> **Aim of the exercise**
I would like every entry below written out exactly.

> **Material supplied**
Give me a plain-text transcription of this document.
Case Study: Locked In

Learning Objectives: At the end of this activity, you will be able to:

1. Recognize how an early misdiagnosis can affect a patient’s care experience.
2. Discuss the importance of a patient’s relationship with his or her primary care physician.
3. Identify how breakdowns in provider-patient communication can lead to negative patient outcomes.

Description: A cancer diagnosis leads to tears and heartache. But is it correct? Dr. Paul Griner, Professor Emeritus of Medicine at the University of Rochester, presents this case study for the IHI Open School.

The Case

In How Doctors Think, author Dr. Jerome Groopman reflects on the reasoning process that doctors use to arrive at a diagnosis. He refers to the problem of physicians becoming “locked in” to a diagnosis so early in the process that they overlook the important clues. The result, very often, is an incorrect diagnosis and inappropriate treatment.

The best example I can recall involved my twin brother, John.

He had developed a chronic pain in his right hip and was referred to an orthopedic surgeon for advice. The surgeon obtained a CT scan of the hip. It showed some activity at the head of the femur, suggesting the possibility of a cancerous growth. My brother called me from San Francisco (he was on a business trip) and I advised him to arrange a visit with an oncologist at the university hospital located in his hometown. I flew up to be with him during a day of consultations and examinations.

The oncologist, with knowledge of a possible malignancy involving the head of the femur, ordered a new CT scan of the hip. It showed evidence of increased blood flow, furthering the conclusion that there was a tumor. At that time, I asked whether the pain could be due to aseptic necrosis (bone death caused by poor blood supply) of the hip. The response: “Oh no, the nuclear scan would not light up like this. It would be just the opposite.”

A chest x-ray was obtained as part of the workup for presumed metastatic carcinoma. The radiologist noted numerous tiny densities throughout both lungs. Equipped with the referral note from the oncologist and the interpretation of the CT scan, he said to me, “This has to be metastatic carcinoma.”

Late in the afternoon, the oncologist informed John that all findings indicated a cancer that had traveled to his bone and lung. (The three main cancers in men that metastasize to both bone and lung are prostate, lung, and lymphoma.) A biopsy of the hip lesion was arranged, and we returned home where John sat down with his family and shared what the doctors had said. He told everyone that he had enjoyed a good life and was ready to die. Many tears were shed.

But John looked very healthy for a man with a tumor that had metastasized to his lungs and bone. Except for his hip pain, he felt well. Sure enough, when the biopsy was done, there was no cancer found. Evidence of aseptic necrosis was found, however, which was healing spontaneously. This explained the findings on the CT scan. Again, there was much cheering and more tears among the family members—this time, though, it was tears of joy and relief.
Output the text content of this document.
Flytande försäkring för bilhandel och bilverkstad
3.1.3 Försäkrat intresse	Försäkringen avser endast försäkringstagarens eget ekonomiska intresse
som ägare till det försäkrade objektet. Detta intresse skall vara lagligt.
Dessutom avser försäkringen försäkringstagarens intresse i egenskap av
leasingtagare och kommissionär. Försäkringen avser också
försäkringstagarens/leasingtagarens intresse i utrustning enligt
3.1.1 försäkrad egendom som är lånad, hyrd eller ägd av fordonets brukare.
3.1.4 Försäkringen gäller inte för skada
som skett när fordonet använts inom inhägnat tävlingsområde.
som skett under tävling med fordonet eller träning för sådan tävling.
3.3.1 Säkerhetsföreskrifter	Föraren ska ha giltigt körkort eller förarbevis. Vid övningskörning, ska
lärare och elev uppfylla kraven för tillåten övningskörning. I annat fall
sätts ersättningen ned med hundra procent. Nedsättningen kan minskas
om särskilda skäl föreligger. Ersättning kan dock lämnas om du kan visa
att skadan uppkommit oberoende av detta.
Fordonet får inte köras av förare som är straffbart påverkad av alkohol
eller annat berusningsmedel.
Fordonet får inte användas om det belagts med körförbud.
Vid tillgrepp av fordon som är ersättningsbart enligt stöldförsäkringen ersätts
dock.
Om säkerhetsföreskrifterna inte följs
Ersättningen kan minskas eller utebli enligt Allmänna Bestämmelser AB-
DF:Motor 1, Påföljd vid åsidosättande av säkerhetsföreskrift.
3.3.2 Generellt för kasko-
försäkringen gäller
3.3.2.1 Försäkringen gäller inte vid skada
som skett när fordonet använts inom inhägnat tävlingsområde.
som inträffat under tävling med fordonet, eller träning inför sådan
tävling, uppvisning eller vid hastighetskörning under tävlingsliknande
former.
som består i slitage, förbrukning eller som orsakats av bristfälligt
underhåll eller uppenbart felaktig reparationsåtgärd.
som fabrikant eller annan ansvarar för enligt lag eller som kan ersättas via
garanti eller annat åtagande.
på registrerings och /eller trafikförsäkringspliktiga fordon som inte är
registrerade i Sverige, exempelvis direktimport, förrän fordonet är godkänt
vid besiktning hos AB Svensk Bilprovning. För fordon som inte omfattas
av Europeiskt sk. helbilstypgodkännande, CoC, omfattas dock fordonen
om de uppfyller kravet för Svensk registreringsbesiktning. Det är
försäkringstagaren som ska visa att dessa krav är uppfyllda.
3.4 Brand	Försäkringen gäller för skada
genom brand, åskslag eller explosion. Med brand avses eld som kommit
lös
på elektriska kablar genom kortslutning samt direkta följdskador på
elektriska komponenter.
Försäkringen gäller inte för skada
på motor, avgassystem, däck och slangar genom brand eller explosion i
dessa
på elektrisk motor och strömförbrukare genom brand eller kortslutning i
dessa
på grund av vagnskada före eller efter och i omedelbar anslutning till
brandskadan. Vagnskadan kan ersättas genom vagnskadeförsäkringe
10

> **Answer to this exercise**
Give me a plain-text transcription of this document.
Case Study: Locked In

Learning Objectives: At the end of this activity, you will be able to:

1. Recognize how an early misdiagnosis can affect a patient’s care experience.
2. Discuss the importance of a patient’s relationship with his or her primary care physician.
3. Identify how breakdowns in provider-patient communication can lead to negative patient outcomes.

Description: A cancer diagnosis leads to tears and heartache. But is it correct? Dr. Paul Griner, Professor Emeritus of Medicine at the University of Rochester, presents this case study for the IHI Open School.

The Case

In How Doctors Think, author Dr. Jerome Groopman reflects on the reasoning process that doctors use to arrive at a diagnosis. He refers to the problem of physicians becoming “locked in” to a diagnosis so early in the process that they overlook the important clues. The result, very often, is an incorrect diagnosis and inappropriate treatment.

The best example I can recall involved my twin brother, John.

He had developed a chronic pain in his right hip and was referred to an orthopedic surgeon for advice. The surgeon obtained a CT scan of the hip. It showed some activity at the head of the femur, suggesting the possibility of a cancerous growth. My brother called me from San Francisco (he was on a business trip) and I advised him to arrange a visit with an oncologist at the university hospital located in his hometown. I flew up to be with him during a day of consultations and examinations.

The oncologist, with knowledge of a possible malignancy involving the head of the femur, ordered a new CT scan of the hip. It showed evidence of increased blood flow, furthering the conclusion that there was a tumor. At that time, I asked whether the pain could be due to aseptic necrosis (bone death caused by poor blood supply) of the hip. The response: “Oh no, the nuclear scan would not light up like this. It would be just the opposite.”

A chest x-ray was obtained as part of the workup for presumed metastatic carcinoma. The radiologist noted numerous tiny densities throughout both lungs. Equipped with the referral note from the oncologist and the interpretation of the CT scan, he said to me, “This has to be metastatic carcinoma.”

Late in the afternoon, the oncologist informed John that all findings indicated a cancer that had traveled to his bone and lung. (The three main cancers in men that metastasize to both bone and lung are prostate, lung, and lymphoma.) A biopsy of the hip lesion was arranged, and we returned home where John sat down with his family and shared what the doctors had said. He told everyone that he had enjoyed a good life and was ready to die. Many tears were shed.

But John looked very healthy for a man with a tumor that had metastasized to his lungs and bone. Except for his hip pain, he felt well. Sure enough, when the biopsy was done, there was no cancer found. Evidence of aseptic necrosis was found, however, which was healing spontaneously. This explained the findings on the CT scan. Again, there was much cheering and more tears among the family members—this time, though, it was tears of joy and relief.
Output the text content of this document.
Flytande försäkring för bilhandel och bilverkstad
3.1.3 Försäkrat intresse	Försäkringen avser endast försäkringstagarens eget ekonomiska intresse
som ägare till det försäkrade objektet. Detta intresse skall vara lagligt.
Dessutom avser försäkringen försäkringstagarens intresse i egenskap av
leasingtagare och kommissionär. Försäkringen avser också
försäkringstagarens/leasingtagarens intresse i utrustning enligt
3.1.1 försäkrad egendom som är lånad, hyrd eller ägd av fordonets brukare.
3.1.4 Försäkringen gäller inte för skada
som skett när fordonet använts inom inhägnat tävlingsområde.
som skett under tävling med fordonet eller träning för sådan tävling.
3.3.1 Säkerhetsföreskrifter	Föraren ska ha giltigt körkort eller förarbevis. Vid övningskörning, ska
lärare och elev uppfylla kraven för tillåten övningskörning. I annat fall
sätts ersättningen ned med hundra procent. Nedsättningen kan minskas
om särskilda skäl föreligger. Ersättning kan dock lämnas om du kan visa
att skadan uppkommit oberoende av detta.
Fordonet får inte köras av förare som är straffbart påverkad av alkohol
eller annat berusningsmedel.
Fordonet får inte användas om det belagts med körförbud.
Vid tillgrepp av fordon som är ersättningsbart enligt stöldförsäkringen ersätts
dock.
Om säkerhetsföreskrifterna inte följs
Ersättningen kan minskas eller utebli enligt Allmänna Bestämmelser AB-
DF:Motor 1, Påföljd vid åsidosättande av säkerhetsföreskrift.
3.3.2 Generellt för kasko-
försäkringen gäller
3.3.2.1 Försäkringen gäller inte vid skada
som skett när fordonet använts inom inhägnat tävlingsområde.
som inträffat under tävling med fordonet, eller träning inför sådan
tävling, uppvisning eller vid hastighetskörning under tävlingsliknande
former.
som består i slitage, förbrukning eller som orsakats av bristfälligt
underhåll eller uppenbart felaktig reparationsåtgärd.
som fabrikant eller annan ansvarar för enligt lag eller som kan ersättas via
garanti eller annat åtagande.
på registrerings och /eller trafikförsäkringspliktiga fordon som inte är
registrerade i Sverige, exempelvis direktimport, förrän fordonet är godkänt
vid besiktning hos AB Svensk Bilprovning. För fordon som inte omfattas
av Europeiskt sk. helbilstypgodkännande, CoC, omfattas dock fordonen
om de uppfyller kravet för Svensk registreringsbesiktning. Det är
försäkringstagaren som ska visa att dessa krav är uppfyllda.
3.4 Brand	Försäkringen gäller för skada
genom brand, åskslag eller explosion. Med brand avses eld som kommit
lös
på elektriska kablar genom kortslutning samt direkta följdskador på
elektriska komponenter.
Försäkringen gäller inte för skada
på motor, avgassystem, däck och slangar genom brand eller explosion i
dessa
på elektrisk motor och strömförbrukare genom brand eller kortslutning i
dessa
på grund av vagnskada före eller efter och i omedelbar anslutning till
brandskadan. Vagnskadan kan ersättas genom vagnskadeförsäkringe
10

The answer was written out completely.